(Records contained in a dataset)
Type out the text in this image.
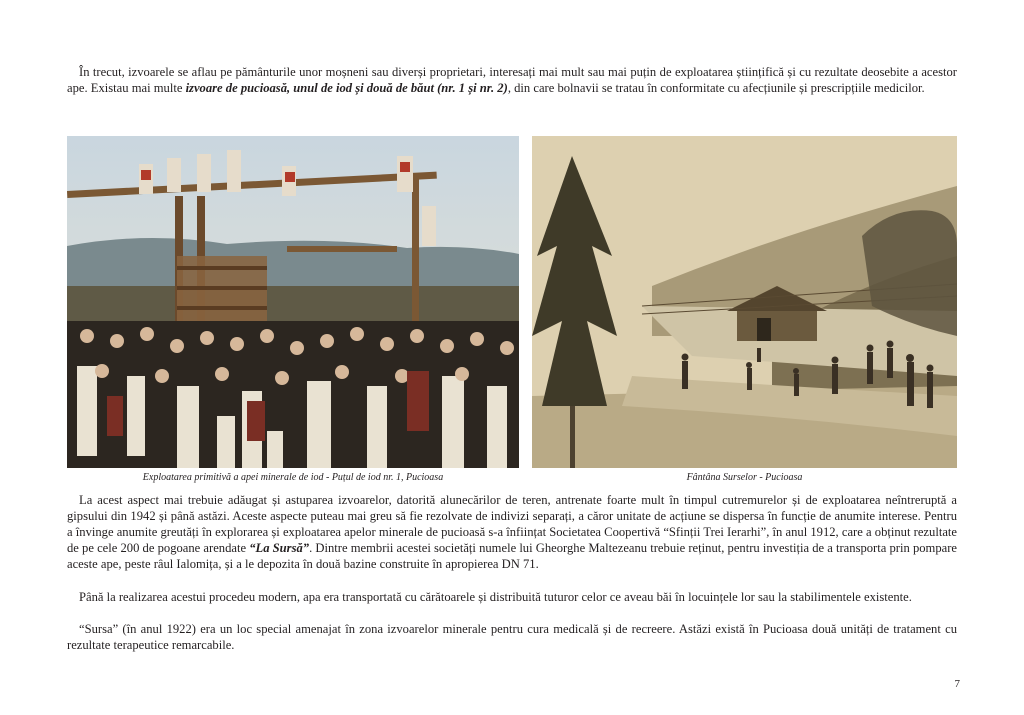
În trecut, izvoarele se aflau pe pământurile unor moșneni sau diverși proprietari, interesați mai mult sau mai puțin de exploatarea științifică și cu rezultate deosebite a acestor ape. Existau mai multe izvoare de pucioasă, unul de iod și două de băut (nr. 1 și nr. 2), din care bolnavii se tratau în conformitate cu afecțiunile și prescripțiile medicilor.

Exploatarea primitivă a apei minerale de iod - Puțul de iod nr. 1, Pucioasa	Fântâna Surselor - Pucioasa

La acest aspect mai trebuie adăugat și astuparea izvoarelor, datorită alunecărilor de teren, antrenate foarte mult în timpul cutremurelor și de exploatarea neîntreruptă a gipsului din 1942 și până astăzi. Aceste aspecte puteau mai greu să fie rezolvate de indivizi separați, a căror unitate de acțiune se dispersa în funcție de anumite interese. Pentru a învinge anumite greutăți în explorarea și exploatarea apelor minerale de pucioasă s-a înființat Societatea Coopertivă “Sfinții Trei Ierarhi”, în anul 1912, care a obținut rezultate de pe cele 200 de pogoane arendate “La Sursă”. Dintre membrii acestei societăți numele lui Gheorghe Maltezeanu trebuie reținut, pentru investiția de a transporta prin pompare aceste ape, peste râul Ialomița, și a le depozita în două bazine construite în apropierea DN 71.

Până la realizarea acestui procedeu modern, apa era transportată cu cărătoarele și distribuită tuturor celor ce aveau băi în locuințele lor sau la stabilimentele existente.

“Sursa” (în anul 1922) era un loc special amenajat în zona izvoarelor minerale pentru cura medicală și de recreere. Astăzi există în Pucioasa două unități de tratament cu rezultate terapeutice remarcabile.

7
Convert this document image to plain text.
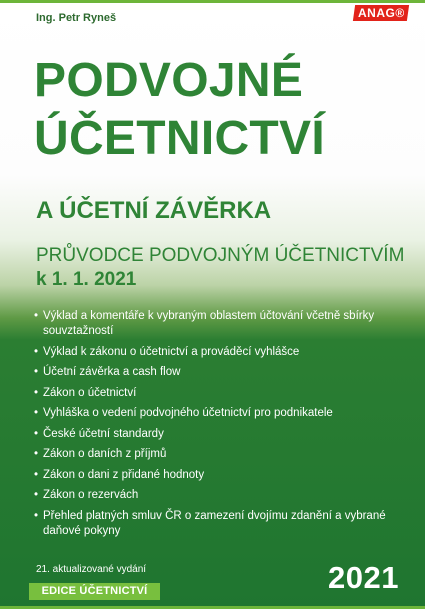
Ing. Petr Ryneš	ANAG®
PODVOJNÉ
ÚČETNICTVÍ
A ÚČETNÍ ZÁVĚRKA
PRŮVODCE PODVOJNÝM ÚČETNICTVÍM
k 1. 1. 2021
• Výklad a komentáře k vybraným oblastem účtování včetně sbírky souvztažností
• Výklad k zákonu o účetnictví a prováděcí vyhlášce
• Účetní závěrka a cash flow
• Zákon o účetnictví
• Vyhláška o vedení podvojného účetnictví pro podnikatele
• České účetní standardy
• Zákon o daních z příjmů
• Zákon o dani z přidané hodnoty
• Zákon o rezervách
• Přehled platných smluv ČR o zamezení dvojímu zdanění a vybrané daňové pokyny
21. aktualizované vydání
EDICE ÚČETNICTVÍ	2021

* GOAL:
Go through the records line by line and count those containing the string "image". Give only the total.

* THE ANSWER:
2